5. Vanuit welk gezichtspunt moet, gezien de handelwijze van de republiek Israël, Jesaja’s profetie over „het huis van Jehovah” bezien worden?
5 Tegenwoordig zien wij deze wonderbaarlijke profetie niet in vervulling gaan in Jeruzalem, de in het Midden-Oosten gelegen hoofdstad van de republiek Israël. Op wat eens de berg Sion genoemd werd, zien wij geen tempel van Jehovah maar veeleer de mohammedaanse Rotskoepel en een moskee die aan Allah is gewijd. Toeristen uit vele natiën bezoeken deze religieuze plaats, niet om daar te aanbidden doch alleen om dit prachtige islamitische bouwwerk te bekijken. Het valt dus niet te ontkennen dat Jesaja’s profetie thans, in „het laatst der dagen” van dit dodelijk zieke samenstel van dingen, volstrekt niet in vervulling gaat ten aanzien van de moderne staat Israël. Dit Israël is er niet toe bestemd om in vervulling van Jehovah’s belofte aan Abraham het ’gehele Israël’ te zijn dat gered zal worden ter zegening van de gehele mensheid. De profetische uitdrukking „de berg van het huis van Jehovah” moet dan ook vanuit een geestelijk gezichtspunt bezien worden met betrekking tot „het Israël Gods”. — Gal. 6:16.
6. (a) Hoe gaf Petrus te kennen wat voor natie „het Israël Gods” is? (b) Tijdens welke ontwikkelingen in de wereld begonnen „alle natiën” naar „het huis van Jehovah” te stromen?
6 Dit „Israël Gods” is een geestelijke natie, zoals de apostel Petrus in zijn brief te kennen gaf: „Gij zijt ’een uitverkoren geslacht, een koninklijke priesterschap, een heilige natie, een volk tot een speciaal bezit, opdat gij alom de voortreffelijkheden zoudt bekendmaken’ van degene die u uit de duisternis heeft geroepen tot zijn wonderbaarlijke licht” (1 Petr. 2:9). Het hedendaagse overblijfsel van deze „heilige natie” beeldt symbolisch het „huis van Jehovah” af en vormt de kern van de gemeenschap van Jehovah’s Getuigen in deze tijd. In het 22ste jaar van „het laatst der dagen” — toen het rooms-katholieke fascisme en het nazisme van Hitler Europa teisterden — begonnen „alle natiën” naar het geestelijke „huis van Jehovah” te stromen, dat door Jehovah’s Getuigen als het ware boven de top der bergen verheven was.
7. Waarom was het geen onbeduidende zaak toen de natiën naar „het huis van Jehovah” begonnen te stromen?
================================
[Wat gevraagd wordt]
Kopieer letterlijk het gedeelte van de tekst over Jesaja's profetie dat opent met de woorden "6 Dit „Israël" en afsluit met "bergen verheven was.". Baseer je uitsluitend op de tekst over Jesaja's profetie.

Locatiegegevens van elementen:
================================
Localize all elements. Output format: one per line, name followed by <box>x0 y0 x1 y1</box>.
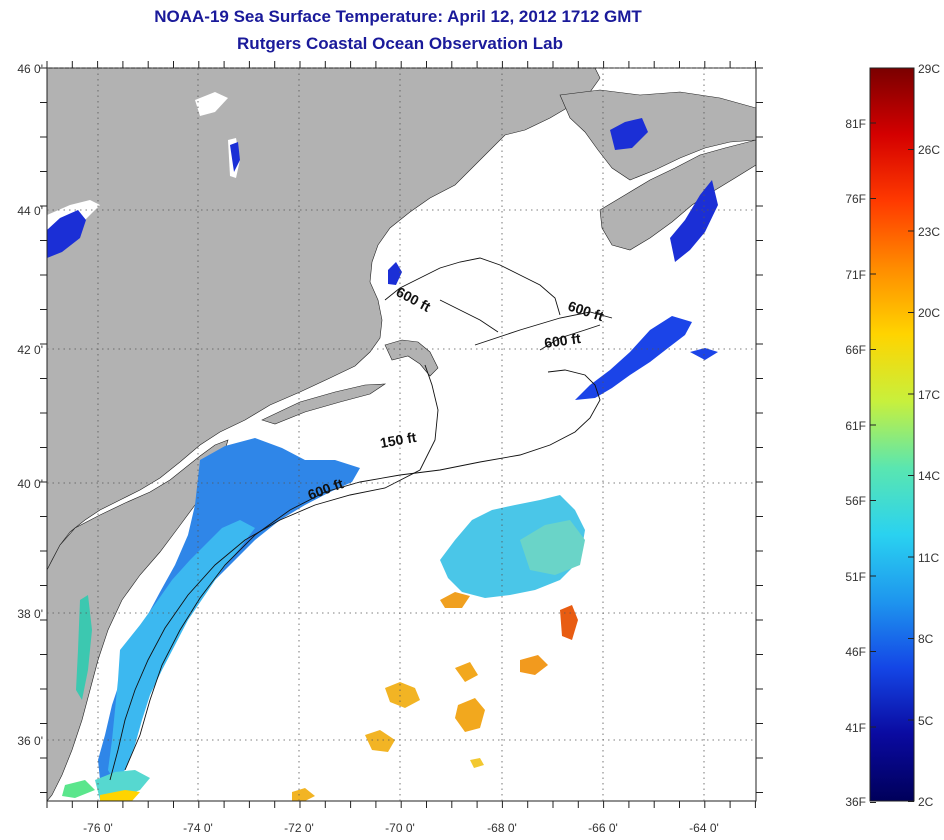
lat-label-46: 46 0' <box>17 62 43 76</box>
cb-f-51: 51F <box>845 570 866 584</box>
lon-label-72: -72 0' <box>284 821 314 835</box>
land-mainland <box>47 68 601 571</box>
cb-f-61: 61F <box>845 419 866 433</box>
land-cape-cod <box>384 339 439 377</box>
lat-label-36: 36 0' <box>17 734 43 748</box>
contour-label-150ft: 150 ft <box>379 429 418 451</box>
lat-label-44: 44 0' <box>17 204 43 218</box>
latitude-labels: 46 0' 44 0' 42 0' 40 0' 38 0' 36 0' <box>17 62 43 748</box>
axis-ticks <box>40 61 763 808</box>
cb-f-66: 66F <box>845 343 866 357</box>
colorbar-celsius-labels: 29C 26C 23C 20C 17C 14C 11C 8C 5C 2C <box>918 62 940 809</box>
cb-c-11: 11C <box>918 551 939 565</box>
lat-label-38: 38 0' <box>17 607 43 621</box>
lake-small <box>195 92 228 116</box>
cb-c-23: 23C <box>918 225 940 239</box>
lon-label-64: -64 0' <box>689 821 719 835</box>
lon-label-74: -74 0' <box>183 821 213 835</box>
cb-c-14: 14C <box>918 469 940 483</box>
lat-label-42: 42 0' <box>17 343 43 357</box>
lon-label-70: -70 0' <box>385 821 415 835</box>
cb-c-2: 2C <box>918 795 934 809</box>
cb-f-46: 46F <box>845 645 866 659</box>
map-title: NOAA-19 Sea Surface Temperature: April 1… <box>154 7 642 26</box>
land-nova-scotia <box>599 139 756 251</box>
lon-label-66: -66 0' <box>588 821 618 835</box>
colorbar-gradient <box>869 67 915 802</box>
cb-f-81: 81F <box>845 117 866 131</box>
cb-c-8: 8C <box>918 632 934 646</box>
map-subtitle: Rutgers Coastal Ocean Observation Lab <box>237 34 563 53</box>
cb-f-71: 71F <box>845 268 866 282</box>
cb-c-29: 29C <box>918 62 940 76</box>
colorbar-fahrenheit-labels: 81F 76F 71F 66F 61F 56F 51F 46F 41F 36F <box>845 117 866 809</box>
land-long-island <box>261 383 387 425</box>
longitude-labels: -76 0' -74 0' -72 0' -70 0' -68 0' -66 0… <box>83 821 719 835</box>
cb-f-76: 76F <box>845 192 866 206</box>
cb-f-41: 41F <box>845 721 866 735</box>
cb-f-56: 56F <box>845 494 866 508</box>
cb-c-20: 20C <box>918 306 940 320</box>
graticule <box>47 67 756 801</box>
sst-patches <box>47 118 718 801</box>
lon-label-76: -76 0' <box>83 821 113 835</box>
cb-c-17: 17C <box>918 388 940 402</box>
lat-label-40: 40 0' <box>17 477 43 491</box>
land-maritimes <box>559 89 756 181</box>
lon-label-68: -68 0' <box>487 821 517 835</box>
contour-label-600ft-c: 600 ft <box>543 330 582 351</box>
colorbar: 29C 26C 23C 20C 17C 14C 11C 8C 5C 2C 81F… <box>845 62 940 809</box>
cb-f-36: 36F <box>845 795 866 809</box>
cb-c-26: 26C <box>918 143 940 157</box>
cb-c-5: 5C <box>918 714 934 728</box>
================================
[Antwoord]
6 Dit „Israël Gods” is een geestelijke natie, zoals de apostel Petrus in zijn brief te kennen gaf: „Gij zijt ’een uitverkoren geslacht, een koninklijke priesterschap, een heilige natie, een volk tot een speciaal bezit, opdat gij alom de voortreffelijkheden zoudt bekendmaken’ van degene die u uit de duisternis heeft geroepen tot zijn wonderbaarlijke licht” (1 Petr. 2:9). Het hedendaagse overblijfsel van deze „heilige natie” beeldt symbolisch het „huis van Jehovah” af en vormt de kern van de gemeenschap van Jehovah’s Getuigen in deze tijd. In het 22ste jaar van „het laatst der dagen” — toen het rooms-katholieke fascisme en het nazisme van Hitler Europa teisterden — begonnen „alle natiën” naar het geestelijke „huis van Jehovah” te stromen, dat door Jehovah’s Getuigen als het ware boven de top der bergen verheven was.